### EXERCISE MATERIAL:
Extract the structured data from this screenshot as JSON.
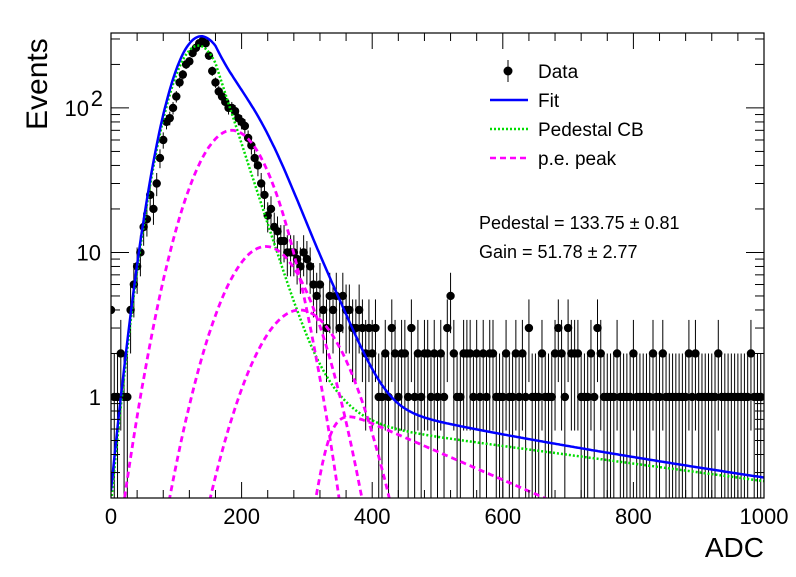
{
  "chart_data": {
    "type": "histogram_fit",
    "xlabel": "ADC",
    "ylabel": "Events",
    "xlim": [
      0,
      1000
    ],
    "ylim": [
      0.2,
      330
    ],
    "yscale": "log",
    "grid": false,
    "x_ticks": [
      "0",
      "200",
      "400",
      "600",
      "800",
      "1000"
    ],
    "y_ticks": [
      {
        "label": "1",
        "value": 1
      },
      {
        "label": "10",
        "value": 10
      },
      {
        "label": "10",
        "sup": "2",
        "value": 100
      }
    ],
    "legend": {
      "placement": "top-right",
      "entries": [
        {
          "label": "Data",
          "style": "marker",
          "color": "#000000"
        },
        {
          "label": "Fit",
          "style": "solid",
          "color": "#0000ff"
        },
        {
          "label": "Pedestal CB",
          "style": "dotted",
          "color": "#00dd00"
        },
        {
          "label": "p.e. peak",
          "style": "dashed",
          "color": "#ff00ff"
        }
      ]
    },
    "annotations": [
      {
        "name": "Pedestal",
        "value": "133.75",
        "error": "0.81"
      },
      {
        "name": "Gain",
        "value": "51.78",
        "error": "2.77"
      }
    ],
    "fit": {
      "pedestal": {
        "mean": 133.75,
        "sigma": 35,
        "amplitude": 270,
        "tail_start": 160,
        "tail_slope": 0.032,
        "tail_end_level": 0.65,
        "tail_decay": 0.0014
      },
      "gain": 51.78,
      "pe_peaks": [
        {
          "mean": 185,
          "sigma": 48,
          "amplitude": 70
        },
        {
          "mean": 237,
          "sigma": 52,
          "amplitude": 11
        },
        {
          "mean": 289,
          "sigma": 56,
          "amplitude": 4
        }
      ],
      "pe_tail": {
        "start": 330,
        "level": 0.9,
        "decay": 0.0045
      },
      "colors": {
        "fit": "#0000ff",
        "pedestal": "#00dd00",
        "pe": "#ff00ff"
      }
    },
    "data": {
      "x": [
        0,
        5,
        10,
        15,
        20,
        25,
        30,
        35,
        40,
        45,
        50,
        55,
        60,
        65,
        70,
        75,
        80,
        85,
        90,
        95,
        100,
        105,
        110,
        115,
        120,
        125,
        130,
        135,
        140,
        145,
        150,
        155,
        160,
        165,
        170,
        175,
        180,
        185,
        190,
        195,
        200,
        205,
        210,
        215,
        220,
        225,
        230,
        235,
        240,
        245,
        250,
        255,
        260,
        265,
        270,
        275,
        280,
        285,
        290,
        295,
        300,
        305,
        310,
        315,
        320,
        325,
        330,
        335,
        340,
        345,
        350,
        355,
        360,
        365,
        370,
        375,
        380,
        385,
        390,
        395,
        400,
        405,
        410,
        415,
        420,
        425,
        430,
        435,
        440,
        445,
        450,
        455,
        460,
        465,
        470,
        475,
        480,
        485,
        490,
        495,
        500,
        505,
        510,
        515,
        520,
        525,
        530,
        535,
        540,
        545,
        550,
        555,
        560,
        565,
        570,
        575,
        580,
        585,
        590,
        595,
        600,
        605,
        610,
        615,
        620,
        625,
        630,
        635,
        640,
        645,
        650,
        655,
        660,
        665,
        670,
        675,
        680,
        685,
        690,
        695,
        700,
        705,
        710,
        715,
        720,
        725,
        730,
        735,
        740,
        745,
        750,
        755,
        760,
        765,
        770,
        775,
        780,
        785,
        790,
        795,
        800,
        805,
        810,
        815,
        820,
        825,
        830,
        835,
        840,
        845,
        850,
        855,
        860,
        865,
        870,
        875,
        880,
        885,
        890,
        895,
        900,
        905,
        910,
        915,
        920,
        925,
        930,
        935,
        940,
        945,
        950,
        955,
        960,
        965,
        970,
        975,
        980,
        985,
        990,
        995
      ],
      "y": [
        4,
        1,
        1,
        2,
        1,
        1,
        4,
        6,
        8,
        10,
        15,
        17,
        25,
        20,
        30,
        45,
        60,
        80,
        85,
        100,
        120,
        150,
        170,
        200,
        210,
        240,
        260,
        280,
        290,
        280,
        230,
        180,
        150,
        130,
        120,
        110,
        100,
        100,
        95,
        85,
        80,
        75,
        62,
        55,
        45,
        40,
        30,
        25,
        18,
        20,
        15,
        14,
        12,
        12,
        10,
        10,
        10,
        9,
        8,
        10,
        9,
        8,
        6,
        5,
        6,
        4,
        3,
        5,
        4,
        5,
        3,
        5,
        4,
        4,
        3,
        3,
        4,
        3,
        2,
        3,
        2,
        3,
        1,
        1,
        2,
        1,
        3,
        2,
        1,
        2,
        2,
        1,
        3,
        1,
        2,
        1,
        2,
        2,
        1,
        2,
        1,
        2,
        1,
        3,
        5,
        2,
        1,
        1,
        2,
        2,
        2,
        1,
        2,
        1,
        2,
        1,
        2,
        2,
        1,
        1,
        1,
        2,
        1,
        1,
        2,
        1,
        2,
        1,
        3,
        1,
        1,
        1,
        2,
        1,
        1,
        1,
        2,
        3,
        2,
        1,
        3,
        2,
        2,
        2,
        1,
        1,
        1,
        2,
        1,
        3,
        2,
        1,
        1,
        1,
        1,
        2,
        1,
        1,
        1,
        1,
        2,
        1,
        1,
        1,
        1,
        1,
        2,
        1,
        1,
        2,
        1,
        1,
        1,
        1,
        1,
        1,
        1,
        2,
        1,
        2,
        1,
        1,
        1,
        1,
        1,
        1,
        2,
        1,
        1,
        1,
        1,
        1,
        1,
        1,
        1,
        1,
        2,
        1,
        1,
        1
      ]
    }
  }
}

### TO BE DONE:
Pictures are excluded; copy every other part of the records exactly.

### COMPLETE ANSWER:
Extract the structured data from this screenshot as JSON.
{
  "chart_data": {
    "type": "histogram_fit",
    "xlabel": "ADC",
    "ylabel": "Events",
    "xlim": [
      0,
      1000
    ],
    "ylim": [
      0.2,
      330
    ],
    "yscale": "log",
    "grid": false,
    "x_ticks": [
      "0",
      "200",
      "400",
      "600",
      "800",
      "1000"
    ],
    "y_ticks": [
      {
        "label": "1",
        "value": 1
      },
      {
        "label": "10",
        "value": 10
      },
      {
        "label": "10",
        "sup": "2",
        "value": 100
      }
    ],
    "legend": {
      "placement": "top-right",
      "entries": [
        {
          "label": "Data",
          "style": "marker",
          "color": "#000000"
        },
        {
          "label": "Fit",
          "style": "solid",
          "color": "#0000ff"
        },
        {
          "label": "Pedestal CB",
          "style": "dotted",
          "color": "#00dd00"
        },
        {
          "label": "p.e. peak",
          "style": "dashed",
          "color": "#ff00ff"
        }
      ]
    },
    "annotations": [
      {
        "name": "Pedestal",
        "value": "133.75",
        "error": "0.81"
      },
      {
        "name": "Gain",
        "value": "51.78",
        "error": "2.77"
      }
    ],
    "fit": {
      "pedestal": {
        "mean": 133.75,
        "sigma": 35,
        "amplitude": 270,
        "tail_start": 160,
        "tail_slope": 0.032,
        "tail_end_level": 0.65,
        "tail_decay": 0.0014
      },
      "gain": 51.78,
      "pe_peaks": [
        {
          "mean": 185,
          "sigma": 48,
          "amplitude": 70
        },
        {
          "mean": 237,
          "sigma": 52,
          "amplitude": 11
        },
        {
          "mean": 289,
          "sigma": 56,
          "amplitude": 4
        }
      ],
      "pe_tail": {
        "start": 330,
        "level": 0.9,
        "decay": 0.0045
      },
      "colors": {
        "fit": "#0000ff",
        "pedestal": "#00dd00",
        "pe": "#ff00ff"
      }
    },
    "data": {
      "x": [
        0,
        5,
        10,
        15,
        20,
        25,
        30,
        35,
        40,
        45,
        50,
        55,
        60,
        65,
        70,
        75,
        80,
        85,
        90,
        95,
        100,
        105,
        110,
        115,
        120,
        125,
        130,
        135,
        140,
        145,
        150,
        155,
        160,
        165,
        170,
        175,
        180,
        185,
        190,
        195,
        200,
        205,
        210,
        215,
        220,
        225,
        230,
        235,
        240,
        245,
        250,
        255,
        260,
        265,
        270,
        275,
        280,
        285,
        290,
        295,
        300,
        305,
        310,
        315,
        320,
        325,
        330,
        335,
        340,
        345,
        350,
        355,
        360,
        365,
        370,
        375,
        380,
        385,
        390,
        395,
        400,
        405,
        410,
        415,
        420,
        425,
        430,
        435,
        440,
        445,
        450,
        455,
        460,
        465,
        470,
        475,
        480,
        485,
        490,
        495,
        500,
        505,
        510,
        515,
        520,
        525,
        530,
        535,
        540,
        545,
        550,
        555,
        560,
        565,
        570,
        575,
        580,
        585,
        590,
        595,
        600,
        605,
        610,
        615,
        620,
        625,
        630,
        635,
        640,
        645,
        650,
        655,
        660,
        665,
        670,
        675,
        680,
        685,
        690,
        695,
        700,
        705,
        710,
        715,
        720,
        725,
        730,
        735,
        740,
        745,
        750,
        755,
        760,
        765,
        770,
        775,
        780,
        785,
        790,
        795,
        800,
        805,
        810,
        815,
        820,
        825,
        830,
        835,
        840,
        845,
        850,
        855,
        860,
        865,
        870,
        875,
        880,
        885,
        890,
        895,
        900,
        905,
        910,
        915,
        920,
        925,
        930,
        935,
        940,
        945,
        950,
        955,
        960,
        965,
        970,
        975,
        980,
        985,
        990,
        995
      ],
      "y": [
        4,
        1,
        1,
        2,
        1,
        1,
        4,
        6,
        8,
        10,
        15,
        17,
        25,
        20,
        30,
        45,
        60,
        80,
        85,
        100,
        120,
        150,
        170,
        200,
        210,
        240,
        260,
        280,
        290,
        280,
        230,
        180,
        150,
        130,
        120,
        110,
        100,
        100,
        95,
        85,
        80,
        75,
        62,
        55,
        45,
        40,
        30,
        25,
        18,
        20,
        15,
        14,
        12,
        12,
        10,
        10,
        10,
        9,
        8,
        10,
        9,
        8,
        6,
        5,
        6,
        4,
        3,
        5,
        4,
        5,
        3,
        5,
        4,
        4,
        3,
        3,
        4,
        3,
        2,
        3,
        2,
        3,
        1,
        1,
        2,
        1,
        3,
        2,
        1,
        2,
        2,
        1,
        3,
        1,
        2,
        1,
        2,
        2,
        1,
        2,
        1,
        2,
        1,
        3,
        5,
        2,
        1,
        1,
        2,
        2,
        2,
        1,
        2,
        1,
        2,
        1,
        2,
        2,
        1,
        1,
        1,
        2,
        1,
        1,
        2,
        1,
        2,
        1,
        3,
        1,
        1,
        1,
        2,
        1,
        1,
        1,
        2,
        3,
        2,
        1,
        3,
        2,
        2,
        2,
        1,
        1,
        1,
        2,
        1,
        3,
        2,
        1,
        1,
        1,
        1,
        2,
        1,
        1,
        1,
        1,
        2,
        1,
        1,
        1,
        1,
        1,
        2,
        1,
        1,
        2,
        1,
        1,
        1,
        1,
        1,
        1,
        1,
        2,
        1,
        2,
        1,
        1,
        1,
        1,
        1,
        1,
        2,
        1,
        1,
        1,
        1,
        1,
        1,
        1,
        1,
        1,
        2,
        1,
        1,
        1
      ]
    }
  }
}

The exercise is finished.